## Your task
Repeat each entry exactly and drop the pictures.

## Records supplied
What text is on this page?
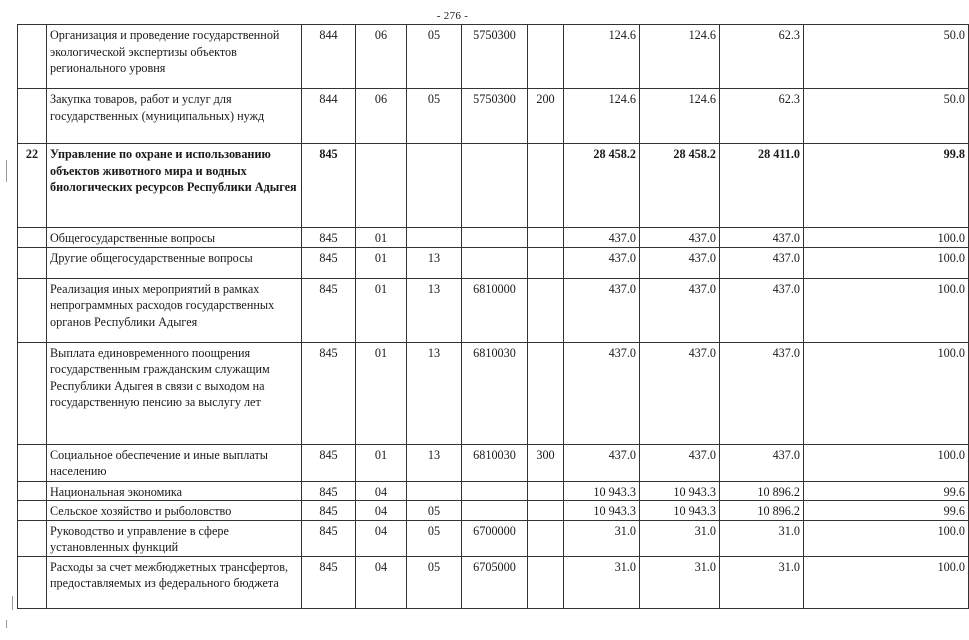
- 276 -
	Организация и проведение государственной экологической экспертизы объектов регионального уровня	844	06	05	5750300		124.6	124.6	62.3	50.0
	Закупка товаров, работ и услуг для государственных (муниципальных) нужд	844	06	05	5750300	200	124.6	124.6	62.3	50.0
22	Управление по охране и использованию объектов животного мира и водных биологических ресурсов Республики Адыгея	845					28 458.2	28 458.2	28 411.0	99.8
	Общегосударственные вопросы	845	01				437.0	437.0	437.0	100.0
	Другие общегосударственные вопросы	845	01	13			437.0	437.0	437.0	100.0
	Реализация иных мероприятий в рамках непрограммных расходов государственных органов Республики Адыгея	845	01	13	6810000		437.0	437.0	437.0	100.0
	Выплата единовременного поощрения государственным гражданским служащим Республики Адыгея в связи с выходом на государственную пенсию за выслугу лет	845	01	13	6810030		437.0	437.0	437.0	100.0
	Социальное обеспечение и иные выплаты населению	845	01	13	6810030	300	437.0	437.0	437.0	100.0
	Национальная экономика	845	04				10 943.3	10 943.3	10 896.2	99.6
	Сельское хозяйство и рыболовство	845	04	05			10 943.3	10 943.3	10 896.2	99.6
	Руководство и управление в сфере установленных функций	845	04	05	6700000		31.0	31.0	31.0	100.0
	Расходы за счет межбюджетных трансфертов, предоставляемых из федерального бюджета	845	04	05	6705000		31.0	31.0	31.0	100.0
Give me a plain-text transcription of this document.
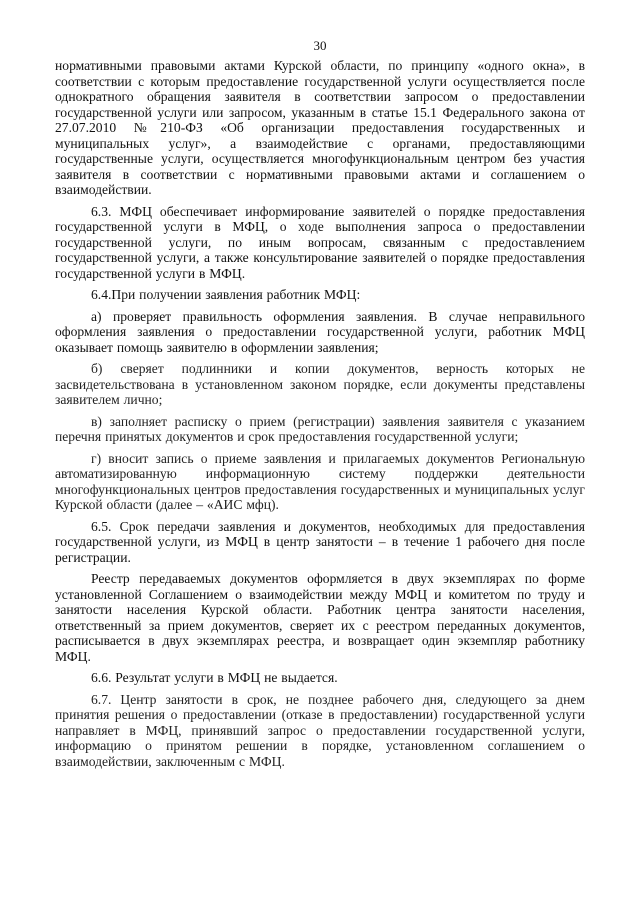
30

нормативными правовыми актами Курской области, по принципу «одного окна», в соответствии с которым предоставление государственной услуги осуществляется после однократного обращения заявителя в соответствии запросом о предоставлении государственной услуги или запросом, указанным в статье 15.1 Федерального закона от 27.07.2010 №210-ФЗ «Об организации предоставления государственных и муниципальных услуг», а взаимодействие с органами, предоставляющими государственные услуги, осуществляется многофункциональным центром без участия заявителя в соответствии с нормативными правовыми актами и соглашением о взаимодействии.

6.3. МФЦ обеспечивает информирование заявителей о порядке предоставления государственной услуги в МФЦ, о ходе выполнения запроса о предоставлении государственной услуги, по иным вопросам, связанным с предоставлением государственной услуги, а также консультирование заявителей о порядке предоставления государственной услуги в МФЦ.

6.4.При получении заявления работник МФЦ:

а) проверяет правильность оформления заявления. В случае неправильного оформления заявления о предоставлении государственной услуги, работник МФЦ оказывает помощь заявителю в оформлении заявления;

б) сверяет подлинники и копии документов, верность которых не засвидетельствована в установленном законом порядке, если документы представлены заявителем лично;

в) заполняет расписку о прием (регистрации) заявления заявителя с указанием перечня принятых документов и срок предоставления государственной услуги;

г) вносит запись о приеме заявления и прилагаемых документов Региональную автоматизированную информационную систему поддержки деятельности многофункциональных центров предоставления государственных и муниципальных услуг Курской области (далее – «АИС мфц).

6.5. Срок передачи заявления и документов, необходимых для предоставления государственной услуги, из МФЦ в центр занятости – в течение 1 рабочего дня после регистрации.

Реестр передаваемых документов оформляется в двух экземплярах по форме установленной Соглашением о взаимодействии между МФЦ и комитетом по труду и занятости населения Курской области. Работник центра занятости населения, ответственный за прием документов, сверяет их с реестром переданных документов, расписывается в двух экземплярах реестра, и возвращает один экземпляр работнику МФЦ.

6.6. Результат услуги в МФЦ не выдается.

6.7. Центр занятости в срок, не позднее рабочего дня, следующего за днем принятия решения о предоставлении (отказе в предоставлении) государственной услуги направляет в МФЦ, принявший запрос о предоставлении государственной услуги, информацию о принятом решении в порядке, установленном соглашением о взаимодействии, заключенным с МФЦ.
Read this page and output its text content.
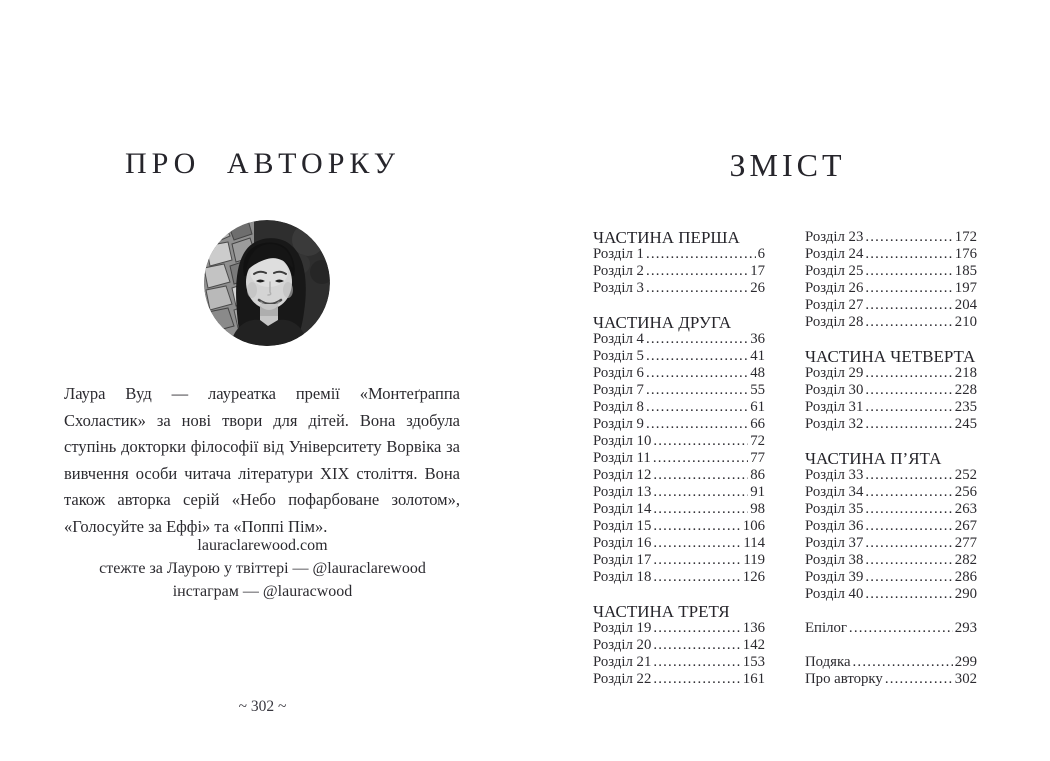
ПРО АВТОРКУ

Лаура Вуд — лауреатка премії «Монтеґраппа Схоластик» за нові твори для дітей. Вона здобула ступінь докторки філософії від Університету Ворвіка за вивчення особи читача літератури XIX століття. Вона також авторка серій «Небо пофарбоване золотом», «Голосуйте за Еффі» та «Поппі Пім».

lauraclarewood.com
стежте за Лаурою у твіттері — @lauraclarewood
інстаграм — @lauracwood
~ 302 ~
ЗМІСТ
ЧАСТИНА ПЕРША
Розділ 1 .....	6
Розділ 2 .....	17
Розділ 3 .....	26
ЧАСТИНА ДРУГА
Розділ 4 .....	36
Розділ 5 .....	41
Розділ 6 .....	48
Розділ 7 .....	55
Розділ 8 .....	61
Розділ 9 .....	66
Розділ 10 .....	72
Розділ 11 .....	77
Розділ 12 .....	86
Розділ 13 .....	91
Розділ 14 .....	98
Розділ 15 .....	106
Розділ 16 .....	114
Розділ 17 .....	119
Розділ 18 .....	126
ЧАСТИНА ТРЕТЯ
Розділ 19 .....	136
Розділ 20 .....	142
Розділ 21 .....	153
Розділ 22 .....	161
Розділ 23 .....	172
Розділ 24 .....	176
Розділ 25 .....	185
Розділ 26 .....	197
Розділ 27 .....	204
Розділ 28 .....	210
ЧАСТИНА ЧЕТВЕРТА
Розділ 29 .....	218
Розділ 30 .....	228
Розділ 31 .....	235
Розділ 32 .....	245
ЧАСТИНА П’ЯТА
Розділ 33 .....	252
Розділ 34 .....	256
Розділ 35 .....	263
Розділ 36 .....	267
Розділ 37 .....	277
Розділ 38 .....	282
Розділ 39 .....	286
Розділ 40 .....	290
Епілог .....	293
Подяка .....	299
Про авторку .....	302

## The response
What text is on this page?
- 276 -
	Организация и проведение государственной экологической экспертизы объектов регионального уровня	844	06	05	5750300		124.6	124.6	62.3	50.0
	Закупка товаров, работ и услуг для государственных (муниципальных) нужд	844	06	05	5750300	200	124.6	124.6	62.3	50.0
22	Управление по охране и использованию объектов животного мира и водных биологических ресурсов Республики Адыгея	845					28 458.2	28 458.2	28 411.0	99.8
	Общегосударственные вопросы	845	01				437.0	437.0	437.0	100.0
	Другие общегосударственные вопросы	845	01	13			437.0	437.0	437.0	100.0
	Реализация иных мероприятий в рамках непрограммных расходов государственных органов Республики Адыгея	845	01	13	6810000		437.0	437.0	437.0	100.0
	Выплата единовременного поощрения государственным гражданским служащим Республики Адыгея в связи с выходом на государственную пенсию за выслугу лет	845	01	13	6810030		437.0	437.0	437.0	100.0
	Социальное обеспечение и иные выплаты населению	845	01	13	6810030	300	437.0	437.0	437.0	100.0
	Национальная экономика	845	04				10 943.3	10 943.3	10 896.2	99.6
	Сельское хозяйство и рыболовство	845	04	05			10 943.3	10 943.3	10 896.2	99.6
	Руководство и управление в сфере установленных функций	845	04	05	6700000		31.0	31.0	31.0	100.0
	Расходы за счет межбюджетных трансфертов, предоставляемых из федерального бюджета	845	04	05	6705000		31.0	31.0	31.0	100.0
Give me a plain-text transcription of this document.
30

нормативными правовыми актами Курской области, по принципу «одного окна», в соответствии с которым предоставление государственной услуги осуществляется после однократного обращения заявителя в соответствии запросом о предоставлении государственной услуги или запросом, указанным в статье 15.1 Федерального закона от 27.07.2010 №210-ФЗ «Об организации предоставления государственных и муниципальных услуг», а взаимодействие с органами, предоставляющими государственные услуги, осуществляется многофункциональным центром без участия заявителя в соответствии с нормативными правовыми актами и соглашением о взаимодействии.

6.3. МФЦ обеспечивает информирование заявителей о порядке предоставления государственной услуги в МФЦ, о ходе выполнения запроса о предоставлении государственной услуги, по иным вопросам, связанным с предоставлением государственной услуги, а также консультирование заявителей о порядке предоставления государственной услуги в МФЦ.

6.4.При получении заявления работник МФЦ:

а) проверяет правильность оформления заявления. В случае неправильного оформления заявления о предоставлении государственной услуги, работник МФЦ оказывает помощь заявителю в оформлении заявления;

б) сверяет подлинники и копии документов, верность которых не засвидетельствована в установленном законом порядке, если документы представлены заявителем лично;

в) заполняет расписку о прием (регистрации) заявления заявителя с указанием перечня принятых документов и срок предоставления государственной услуги;

г) вносит запись о приеме заявления и прилагаемых документов Региональную автоматизированную информационную систему поддержки деятельности многофункциональных центров предоставления государственных и муниципальных услуг Курской области (далее – «АИС мфц).

6.5. Срок передачи заявления и документов, необходимых для предоставления государственной услуги, из МФЦ в центр занятости – в течение 1 рабочего дня после регистрации.

Реестр передаваемых документов оформляется в двух экземплярах по форме установленной Соглашением о взаимодействии между МФЦ и комитетом по труду и занятости населения Курской области. Работник центра занятости населения, ответственный за прием документов, сверяет их с реестром переданных документов, расписывается в двух экземплярах реестра, и возвращает один экземпляр работнику МФЦ.

6.6. Результат услуги в МФЦ не выдается.

6.7. Центр занятости в срок, не позднее рабочего дня, следующего за днем принятия решения о предоставлении (отказе в предоставлении) государственной услуги направляет в МФЦ, принявший запрос о предоставлении государственной услуги, информацию о принятом решении в порядке, установленном соглашением о взаимодействии, заключенным с МФЦ.
Read this page and output its text content.
ПРО АВТОРКУ

Лаура Вуд — лауреатка премії «Монтеґраппа Схоластик» за нові твори для дітей. Вона здобула ступінь докторки філософії від Університету Ворвіка за вивчення особи читача літератури XIX століття. Вона також авторка серій «Небо пофарбоване золотом», «Голосуйте за Еффі» та «Поппі Пім».

lauraclarewood.com
стежте за Лаурою у твіттері — @lauraclarewood
інстаграм — @lauracwood
~ 302 ~
ЗМІСТ
ЧАСТИНА ПЕРША
Розділ 1 .....	6
Розділ 2 .....	17
Розділ 3 .....	26
ЧАСТИНА ДРУГА
Розділ 4 .....	36
Розділ 5 .....	41
Розділ 6 .....	48
Розділ 7 .....	55
Розділ 8 .....	61
Розділ 9 .....	66
Розділ 10 .....	72
Розділ 11 .....	77
Розділ 12 .....	86
Розділ 13 .....	91
Розділ 14 .....	98
Розділ 15 .....	106
Розділ 16 .....	114
Розділ 17 .....	119
Розділ 18 .....	126
ЧАСТИНА ТРЕТЯ
Розділ 19 .....	136
Розділ 20 .....	142
Розділ 21 .....	153
Розділ 22 .....	161
Розділ 23 .....	172
Розділ 24 .....	176
Розділ 25 .....	185
Розділ 26 .....	197
Розділ 27 .....	204
Розділ 28 .....	210
ЧАСТИНА ЧЕТВЕРТА
Розділ 29 .....	218
Розділ 30 .....	228
Розділ 31 .....	235
Розділ 32 .....	245
ЧАСТИНА П’ЯТА
Розділ 33 .....	252
Розділ 34 .....	256
Розділ 35 .....	263
Розділ 36 .....	267
Розділ 37 .....	277
Розділ 38 .....	282
Розділ 39 .....	286
Розділ 40 .....	290
Епілог .....	293
Подяка .....	299
Про авторку .....	302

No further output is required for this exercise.